#### [Problem]
Copy out all of the material exactly as presented.

#### [Figure record extracts]
** START **
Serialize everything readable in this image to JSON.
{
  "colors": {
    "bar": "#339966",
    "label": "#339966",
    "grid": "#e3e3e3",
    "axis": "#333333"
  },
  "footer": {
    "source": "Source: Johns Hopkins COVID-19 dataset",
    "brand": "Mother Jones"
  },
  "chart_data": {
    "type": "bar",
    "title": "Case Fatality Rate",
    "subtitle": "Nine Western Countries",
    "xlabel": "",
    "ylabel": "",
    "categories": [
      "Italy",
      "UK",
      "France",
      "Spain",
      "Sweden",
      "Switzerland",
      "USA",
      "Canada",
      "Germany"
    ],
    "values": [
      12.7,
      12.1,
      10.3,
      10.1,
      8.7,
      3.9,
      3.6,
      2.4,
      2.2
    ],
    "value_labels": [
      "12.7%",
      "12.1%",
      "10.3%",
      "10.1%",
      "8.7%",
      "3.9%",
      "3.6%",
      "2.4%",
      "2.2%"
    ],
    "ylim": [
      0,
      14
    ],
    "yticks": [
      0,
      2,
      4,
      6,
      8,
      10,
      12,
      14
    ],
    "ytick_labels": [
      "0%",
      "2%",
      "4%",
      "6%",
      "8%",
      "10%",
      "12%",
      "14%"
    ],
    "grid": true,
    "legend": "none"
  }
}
** END **
#### [Answer to this task]
Serialize everything readable in this image to JSON.
{
  "colors": {
    "bar": "#339966",
    "label": "#339966",
    "grid": "#e3e3e3",
    "axis": "#333333"
  },
  "footer": {
    "source": "Source: Johns Hopkins COVID-19 dataset",
    "brand": "Mother Jones"
  },
  "chart_data": {
    "type": "bar",
    "title": "Case Fatality Rate",
    "subtitle": "Nine Western Countries",
    "xlabel": "",
    "ylabel": "",
    "categories": [
      "Italy",
      "UK",
      "France",
      "Spain",
      "Sweden",
      "Switzerland",
      "USA",
      "Canada",
      "Germany"
    ],
    "values": [
      12.7,
      12.1,
      10.3,
      10.1,
      8.7,
      3.9,
      3.6,
      2.4,
      2.2
    ],
    "value_labels": [
      "12.7%",
      "12.1%",
      "10.3%",
      "10.1%",
      "8.7%",
      "3.9%",
      "3.6%",
      "2.4%",
      "2.2%"
    ],
    "ylim": [
      0,
      14
    ],
    "yticks": [
      0,
      2,
      4,
      6,
      8,
      10,
      12,
      14
    ],
    "ytick_labels": [
      "0%",
      "2%",
      "4%",
      "6%",
      "8%",
      "10%",
      "12%",
      "14%"
    ],
    "grid": true,
    "legend": "none"
  }
}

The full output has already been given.